▶ Aim of the exercise
Separate out the lines that hold "города".

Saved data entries

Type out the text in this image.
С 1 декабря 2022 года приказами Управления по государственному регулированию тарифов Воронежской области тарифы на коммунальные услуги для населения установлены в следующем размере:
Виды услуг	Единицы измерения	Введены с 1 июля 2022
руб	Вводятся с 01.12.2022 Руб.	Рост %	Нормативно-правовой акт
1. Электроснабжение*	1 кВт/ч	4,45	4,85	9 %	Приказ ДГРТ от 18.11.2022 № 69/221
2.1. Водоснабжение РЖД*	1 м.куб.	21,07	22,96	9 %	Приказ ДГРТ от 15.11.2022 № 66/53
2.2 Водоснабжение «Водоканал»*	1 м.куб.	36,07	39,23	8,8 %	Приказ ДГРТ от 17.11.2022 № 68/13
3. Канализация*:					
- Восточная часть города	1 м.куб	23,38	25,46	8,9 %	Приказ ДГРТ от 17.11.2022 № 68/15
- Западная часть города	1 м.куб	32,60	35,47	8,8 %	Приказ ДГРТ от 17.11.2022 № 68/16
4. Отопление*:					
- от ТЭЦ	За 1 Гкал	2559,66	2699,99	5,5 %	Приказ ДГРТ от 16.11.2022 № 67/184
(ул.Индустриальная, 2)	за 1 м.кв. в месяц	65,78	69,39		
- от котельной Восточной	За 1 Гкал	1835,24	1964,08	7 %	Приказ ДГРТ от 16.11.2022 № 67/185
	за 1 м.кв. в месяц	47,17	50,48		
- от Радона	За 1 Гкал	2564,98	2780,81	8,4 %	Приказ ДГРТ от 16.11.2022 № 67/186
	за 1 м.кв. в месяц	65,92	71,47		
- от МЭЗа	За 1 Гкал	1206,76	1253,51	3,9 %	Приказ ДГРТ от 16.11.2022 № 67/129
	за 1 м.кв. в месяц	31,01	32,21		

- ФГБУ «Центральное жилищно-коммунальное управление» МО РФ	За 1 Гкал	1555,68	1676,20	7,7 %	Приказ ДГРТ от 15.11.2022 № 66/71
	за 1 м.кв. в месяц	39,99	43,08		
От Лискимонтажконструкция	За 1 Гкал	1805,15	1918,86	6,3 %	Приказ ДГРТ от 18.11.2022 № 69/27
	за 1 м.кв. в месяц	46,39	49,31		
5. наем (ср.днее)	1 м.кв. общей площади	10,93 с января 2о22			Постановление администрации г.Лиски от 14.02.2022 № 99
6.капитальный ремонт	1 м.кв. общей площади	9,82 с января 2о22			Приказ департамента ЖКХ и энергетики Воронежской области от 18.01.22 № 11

▶ Final answer
- Восточная часть города	1 м.куб	23,38	25,46	8,9 %	Приказ ДГРТ от 17.11.2022 № 68/15
- Западная часть города	1 м.куб	32,60	35,47	8,8 %	Приказ ДГРТ от 17.11.2022 № 68/16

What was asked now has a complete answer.